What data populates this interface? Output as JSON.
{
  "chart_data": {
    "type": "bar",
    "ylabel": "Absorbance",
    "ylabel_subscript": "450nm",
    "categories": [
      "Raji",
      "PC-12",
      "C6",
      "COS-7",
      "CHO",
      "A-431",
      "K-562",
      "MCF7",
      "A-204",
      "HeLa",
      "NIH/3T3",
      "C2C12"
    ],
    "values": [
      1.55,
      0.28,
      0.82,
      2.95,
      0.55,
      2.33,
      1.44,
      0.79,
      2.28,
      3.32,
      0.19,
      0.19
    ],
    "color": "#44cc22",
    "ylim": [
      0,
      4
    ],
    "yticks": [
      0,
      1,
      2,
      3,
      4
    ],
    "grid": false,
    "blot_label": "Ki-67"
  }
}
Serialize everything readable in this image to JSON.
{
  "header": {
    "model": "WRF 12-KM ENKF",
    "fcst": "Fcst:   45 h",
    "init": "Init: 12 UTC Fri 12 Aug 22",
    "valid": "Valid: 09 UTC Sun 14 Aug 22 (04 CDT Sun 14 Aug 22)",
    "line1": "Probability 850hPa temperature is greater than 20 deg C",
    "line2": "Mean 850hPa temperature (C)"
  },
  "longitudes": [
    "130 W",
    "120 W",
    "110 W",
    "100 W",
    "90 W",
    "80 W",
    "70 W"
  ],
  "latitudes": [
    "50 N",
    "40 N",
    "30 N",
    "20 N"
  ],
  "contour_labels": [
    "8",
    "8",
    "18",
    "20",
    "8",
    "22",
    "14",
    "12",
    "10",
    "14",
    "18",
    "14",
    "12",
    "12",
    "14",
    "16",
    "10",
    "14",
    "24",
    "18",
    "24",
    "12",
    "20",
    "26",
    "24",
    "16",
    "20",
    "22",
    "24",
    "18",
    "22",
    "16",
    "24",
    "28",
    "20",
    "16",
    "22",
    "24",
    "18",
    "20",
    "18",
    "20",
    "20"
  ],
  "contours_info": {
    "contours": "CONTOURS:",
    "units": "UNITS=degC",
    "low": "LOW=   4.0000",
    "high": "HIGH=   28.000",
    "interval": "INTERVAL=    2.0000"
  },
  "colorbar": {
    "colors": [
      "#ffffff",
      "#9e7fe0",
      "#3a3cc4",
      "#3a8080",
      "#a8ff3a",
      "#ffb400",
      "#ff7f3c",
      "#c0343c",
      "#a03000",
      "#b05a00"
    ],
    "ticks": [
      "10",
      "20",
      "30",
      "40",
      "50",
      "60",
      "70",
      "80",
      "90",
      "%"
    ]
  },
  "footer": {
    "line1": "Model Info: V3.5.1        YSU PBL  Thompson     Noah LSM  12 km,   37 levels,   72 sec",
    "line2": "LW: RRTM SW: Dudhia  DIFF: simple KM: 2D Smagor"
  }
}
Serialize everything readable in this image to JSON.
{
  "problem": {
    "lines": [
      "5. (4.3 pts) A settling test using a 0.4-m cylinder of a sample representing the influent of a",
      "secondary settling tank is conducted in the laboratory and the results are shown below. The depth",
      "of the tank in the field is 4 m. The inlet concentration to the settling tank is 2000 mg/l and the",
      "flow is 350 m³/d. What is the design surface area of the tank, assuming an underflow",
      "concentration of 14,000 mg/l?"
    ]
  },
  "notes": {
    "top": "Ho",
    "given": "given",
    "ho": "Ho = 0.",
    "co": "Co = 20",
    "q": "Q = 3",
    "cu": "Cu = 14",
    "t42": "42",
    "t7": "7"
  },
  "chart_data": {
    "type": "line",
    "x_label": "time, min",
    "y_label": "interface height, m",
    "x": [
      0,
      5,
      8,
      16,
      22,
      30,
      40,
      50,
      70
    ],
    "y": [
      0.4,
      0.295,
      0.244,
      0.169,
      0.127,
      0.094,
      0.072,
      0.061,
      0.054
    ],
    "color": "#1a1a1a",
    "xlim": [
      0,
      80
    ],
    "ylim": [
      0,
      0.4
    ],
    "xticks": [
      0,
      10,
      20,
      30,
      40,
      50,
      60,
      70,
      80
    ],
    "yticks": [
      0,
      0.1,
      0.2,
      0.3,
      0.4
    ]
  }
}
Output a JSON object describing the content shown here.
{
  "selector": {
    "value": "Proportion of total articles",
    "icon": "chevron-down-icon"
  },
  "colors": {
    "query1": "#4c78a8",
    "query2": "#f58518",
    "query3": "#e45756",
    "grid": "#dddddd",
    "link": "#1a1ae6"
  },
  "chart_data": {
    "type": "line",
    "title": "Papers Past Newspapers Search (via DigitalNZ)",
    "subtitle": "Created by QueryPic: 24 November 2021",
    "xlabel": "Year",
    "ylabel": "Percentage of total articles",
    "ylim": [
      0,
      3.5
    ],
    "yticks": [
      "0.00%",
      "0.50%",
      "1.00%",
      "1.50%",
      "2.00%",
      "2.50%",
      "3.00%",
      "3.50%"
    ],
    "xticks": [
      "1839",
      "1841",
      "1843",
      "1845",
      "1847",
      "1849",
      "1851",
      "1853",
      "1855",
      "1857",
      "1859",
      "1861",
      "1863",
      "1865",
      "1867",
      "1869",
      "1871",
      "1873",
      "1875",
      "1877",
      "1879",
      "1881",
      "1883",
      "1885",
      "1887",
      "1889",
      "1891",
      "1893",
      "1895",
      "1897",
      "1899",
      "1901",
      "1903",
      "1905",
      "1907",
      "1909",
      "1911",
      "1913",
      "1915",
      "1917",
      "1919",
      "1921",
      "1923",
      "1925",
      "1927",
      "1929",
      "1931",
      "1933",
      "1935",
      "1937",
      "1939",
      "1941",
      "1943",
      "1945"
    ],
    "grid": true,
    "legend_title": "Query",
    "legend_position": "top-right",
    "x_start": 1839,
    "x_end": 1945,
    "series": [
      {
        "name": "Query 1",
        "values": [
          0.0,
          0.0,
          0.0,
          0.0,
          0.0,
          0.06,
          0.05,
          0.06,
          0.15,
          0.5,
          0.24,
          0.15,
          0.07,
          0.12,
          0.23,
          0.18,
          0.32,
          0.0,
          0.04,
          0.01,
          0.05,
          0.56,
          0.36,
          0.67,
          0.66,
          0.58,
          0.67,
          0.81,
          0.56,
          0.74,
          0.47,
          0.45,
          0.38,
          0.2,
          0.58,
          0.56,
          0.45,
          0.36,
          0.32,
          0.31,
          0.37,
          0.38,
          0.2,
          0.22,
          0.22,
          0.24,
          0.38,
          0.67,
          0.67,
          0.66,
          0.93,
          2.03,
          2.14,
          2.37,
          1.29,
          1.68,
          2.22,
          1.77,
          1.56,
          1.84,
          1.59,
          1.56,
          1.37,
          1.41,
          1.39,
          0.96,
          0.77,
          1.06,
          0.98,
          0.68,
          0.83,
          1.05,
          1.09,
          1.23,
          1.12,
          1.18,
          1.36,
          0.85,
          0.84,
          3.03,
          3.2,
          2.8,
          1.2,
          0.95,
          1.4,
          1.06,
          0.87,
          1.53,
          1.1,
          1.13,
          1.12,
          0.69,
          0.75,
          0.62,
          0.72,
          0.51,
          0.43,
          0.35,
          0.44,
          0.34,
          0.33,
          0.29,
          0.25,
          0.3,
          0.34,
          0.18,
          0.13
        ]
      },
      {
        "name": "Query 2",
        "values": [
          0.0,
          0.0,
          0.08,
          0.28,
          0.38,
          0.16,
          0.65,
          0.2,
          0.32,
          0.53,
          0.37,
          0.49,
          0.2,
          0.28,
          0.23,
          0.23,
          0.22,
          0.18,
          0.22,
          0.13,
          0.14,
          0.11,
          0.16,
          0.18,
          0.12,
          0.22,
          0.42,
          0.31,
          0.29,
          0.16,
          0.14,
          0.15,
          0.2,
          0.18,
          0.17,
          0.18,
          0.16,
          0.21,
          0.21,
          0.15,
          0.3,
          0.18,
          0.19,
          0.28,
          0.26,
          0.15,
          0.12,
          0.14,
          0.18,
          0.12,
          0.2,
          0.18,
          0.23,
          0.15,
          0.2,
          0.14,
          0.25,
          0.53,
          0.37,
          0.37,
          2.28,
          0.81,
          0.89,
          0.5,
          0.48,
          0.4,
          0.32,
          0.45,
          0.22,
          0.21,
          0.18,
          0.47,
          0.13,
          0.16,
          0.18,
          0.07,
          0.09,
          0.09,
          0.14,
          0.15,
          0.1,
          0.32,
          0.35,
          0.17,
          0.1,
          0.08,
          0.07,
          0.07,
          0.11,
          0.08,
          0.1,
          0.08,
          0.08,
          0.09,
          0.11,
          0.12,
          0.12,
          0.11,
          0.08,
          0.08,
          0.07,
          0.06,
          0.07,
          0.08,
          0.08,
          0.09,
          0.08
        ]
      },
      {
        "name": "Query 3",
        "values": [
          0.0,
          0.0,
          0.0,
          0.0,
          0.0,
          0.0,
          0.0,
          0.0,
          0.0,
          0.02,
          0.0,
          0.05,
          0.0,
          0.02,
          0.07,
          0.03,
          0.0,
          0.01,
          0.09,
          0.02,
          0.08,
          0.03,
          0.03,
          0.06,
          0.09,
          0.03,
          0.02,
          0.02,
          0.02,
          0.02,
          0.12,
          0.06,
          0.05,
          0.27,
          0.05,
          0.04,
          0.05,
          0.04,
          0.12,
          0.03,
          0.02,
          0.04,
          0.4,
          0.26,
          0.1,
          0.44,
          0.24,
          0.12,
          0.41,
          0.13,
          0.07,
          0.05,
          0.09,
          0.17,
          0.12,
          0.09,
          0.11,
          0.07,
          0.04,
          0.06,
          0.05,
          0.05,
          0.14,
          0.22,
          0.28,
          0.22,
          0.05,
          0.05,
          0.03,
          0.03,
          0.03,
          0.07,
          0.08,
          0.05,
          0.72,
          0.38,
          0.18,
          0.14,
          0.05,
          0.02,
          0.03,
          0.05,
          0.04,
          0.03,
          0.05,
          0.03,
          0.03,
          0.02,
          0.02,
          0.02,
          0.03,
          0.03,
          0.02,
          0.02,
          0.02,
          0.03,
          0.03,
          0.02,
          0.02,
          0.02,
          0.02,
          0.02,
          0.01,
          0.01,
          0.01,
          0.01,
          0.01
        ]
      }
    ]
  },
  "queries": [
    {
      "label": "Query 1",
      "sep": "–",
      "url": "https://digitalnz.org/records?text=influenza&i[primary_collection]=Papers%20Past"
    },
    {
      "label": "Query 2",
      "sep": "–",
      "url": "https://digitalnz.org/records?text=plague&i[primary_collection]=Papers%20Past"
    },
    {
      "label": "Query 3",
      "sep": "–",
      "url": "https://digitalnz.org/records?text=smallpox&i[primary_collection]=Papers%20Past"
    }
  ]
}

━━━━━━━━━━━━━━━━

**WHAT YOU WILL DO:**
Return only the number of lines in the data above that include the word "JSON".

**ANSWER TO THE PROBLEM:**
4